» **THE DATA**
━━━━━━━━━━━━━━━━

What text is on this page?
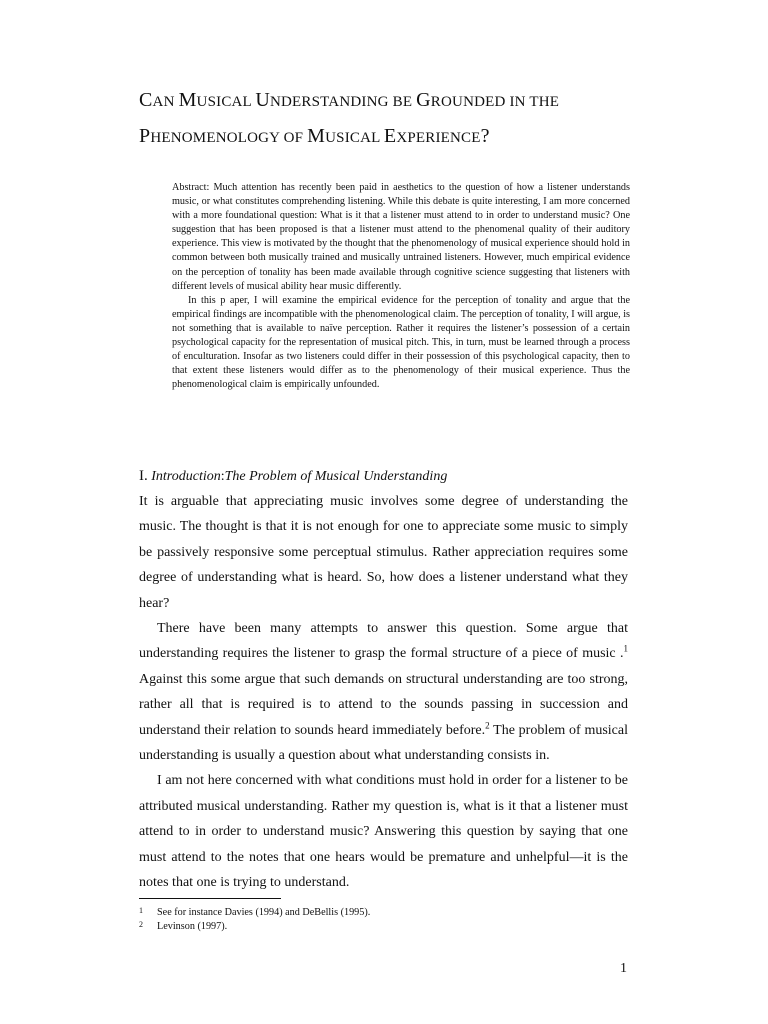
CAN MUSICAL UNDERSTANDING BE GROUNDED IN THE
PHENOMENOLOGY OF MUSICAL EXPERIENCE?

Abstract: Much attention has recently been paid in aesthetics to the question of how a listener understands music, or what constitutes comprehending listening. While this debate is quite interesting, I am more concerned with a more foundational question: What is it that a listener must attend to in order to understand music? One suggestion that has been proposed is that a listener must attend to the phenomenal quality of their auditory experience. This view is motivated by the thought that the phenomenology of musical experience should hold in common between both musically trained and musically untrained listeners. However, much empirical evidence on the perception of tonality has been made available through cognitive science suggesting that listeners with different levels of musical ability hear music differently.

In this p aper, I will examine the empirical evidence for the perception of tonality and argue that the empirical findings are incompatible with the phenomenological claim. The perception of tonality, I will argue, is not something that is available to naïve perception. Rather it requires the listener’s possession of a certain psychological capacity for the representation of musical pitch. This, in turn, must be learned through a process of enculturation. Insofar as two listeners could differ in their possession of this psychological capacity, then to that extent these listeners would differ as to the phenomenology of their musical experience. Thus the phenomenological claim is empirically unfounded.

I. Introduction:The Problem of Musical Understanding

It is arguable that appreciating music involves some degree of understanding the music. The thought is that it is not enough for one to appreciate some music to simply be passively responsive some perceptual stimulus. Rather appreciation requires some degree of understanding what is heard. So, how does a listener understand what they hear?

There have been many attempts to answer this question. Some argue that understanding requires the listener to grasp the formal structure of a piece of music .$^1$ Against this some argue that such demands on structural understanding are too strong, rather all that is required is to attend to the sounds passing in succession and understand their relation to sounds heard immediately before.$^2$ The problem of musical understanding is usually a question about what understanding consists in.

I am not here concerned with what conditions must hold in order for a listener to be attributed musical understanding. Rather my question is, what is it that a listener must attend to in order to understand music? Answering this question by saying that one must attend to the notes that one hears would be premature and unhelpful—it is the notes that one is trying to understand.

1	See for instance Davies (1994) and DeBellis (1995).
2	Levinson (1997).
1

━━━━━━━━━━━━━━━━

» **STATED TASK**
Look through the entries above and list every line containing "thought".

» **ANSWER FOR THIS EXERCISE**
Abstract: Much attention has recently been paid in aesthetics to the question of how a listener understands music, or what constitutes comprehending listening. While this debate is quite interesting, I am more concerned with a more foundational question: What is it that a listener must attend to in order to understand music? One suggestion that has been proposed is that a listener must attend to the phenomenal quality of their auditory experience. This view is motivated by the thought that the phenomenology of musical experience should hold in common between both musically trained and musically untrained listeners. However, much empirical evidence on the perception of tonality has been made available through cognitive science suggesting that listeners with different levels of musical ability hear music differently.
It is arguable that appreciating music involves some degree of understanding the music. The thought is that it is not enough for one to appreciate some music to simply be passively responsive some perceptual stimulus. Rather appreciation requires some degree of understanding what is heard. So, how does a listener understand what they hear?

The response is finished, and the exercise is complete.